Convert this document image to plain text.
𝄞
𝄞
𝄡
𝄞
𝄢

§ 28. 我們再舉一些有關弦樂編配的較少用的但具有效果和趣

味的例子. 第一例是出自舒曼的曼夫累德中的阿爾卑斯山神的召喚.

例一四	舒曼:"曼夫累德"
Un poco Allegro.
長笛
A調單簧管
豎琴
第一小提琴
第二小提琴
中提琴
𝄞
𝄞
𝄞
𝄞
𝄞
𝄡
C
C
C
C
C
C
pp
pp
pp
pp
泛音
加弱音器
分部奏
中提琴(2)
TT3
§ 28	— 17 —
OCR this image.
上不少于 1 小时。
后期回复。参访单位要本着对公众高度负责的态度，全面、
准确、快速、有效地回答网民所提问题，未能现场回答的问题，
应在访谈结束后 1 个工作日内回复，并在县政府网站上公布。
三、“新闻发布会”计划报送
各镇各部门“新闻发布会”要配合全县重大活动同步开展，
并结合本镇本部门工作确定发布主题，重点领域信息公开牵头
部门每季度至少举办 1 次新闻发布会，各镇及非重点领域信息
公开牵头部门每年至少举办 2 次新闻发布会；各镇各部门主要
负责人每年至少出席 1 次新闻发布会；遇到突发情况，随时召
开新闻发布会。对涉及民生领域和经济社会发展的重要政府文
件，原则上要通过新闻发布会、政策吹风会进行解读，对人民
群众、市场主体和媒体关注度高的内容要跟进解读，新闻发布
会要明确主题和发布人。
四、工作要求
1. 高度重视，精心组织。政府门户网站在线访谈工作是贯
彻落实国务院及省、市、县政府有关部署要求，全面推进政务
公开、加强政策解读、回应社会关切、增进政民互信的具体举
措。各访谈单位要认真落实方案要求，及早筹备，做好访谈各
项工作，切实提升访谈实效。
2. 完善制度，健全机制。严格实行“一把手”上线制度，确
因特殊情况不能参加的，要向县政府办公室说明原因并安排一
• • • • • • •
> Objective:
Every line that holds the string "this" should be returned.

> Task output:
Convert this document image to plain text.
OCR this image.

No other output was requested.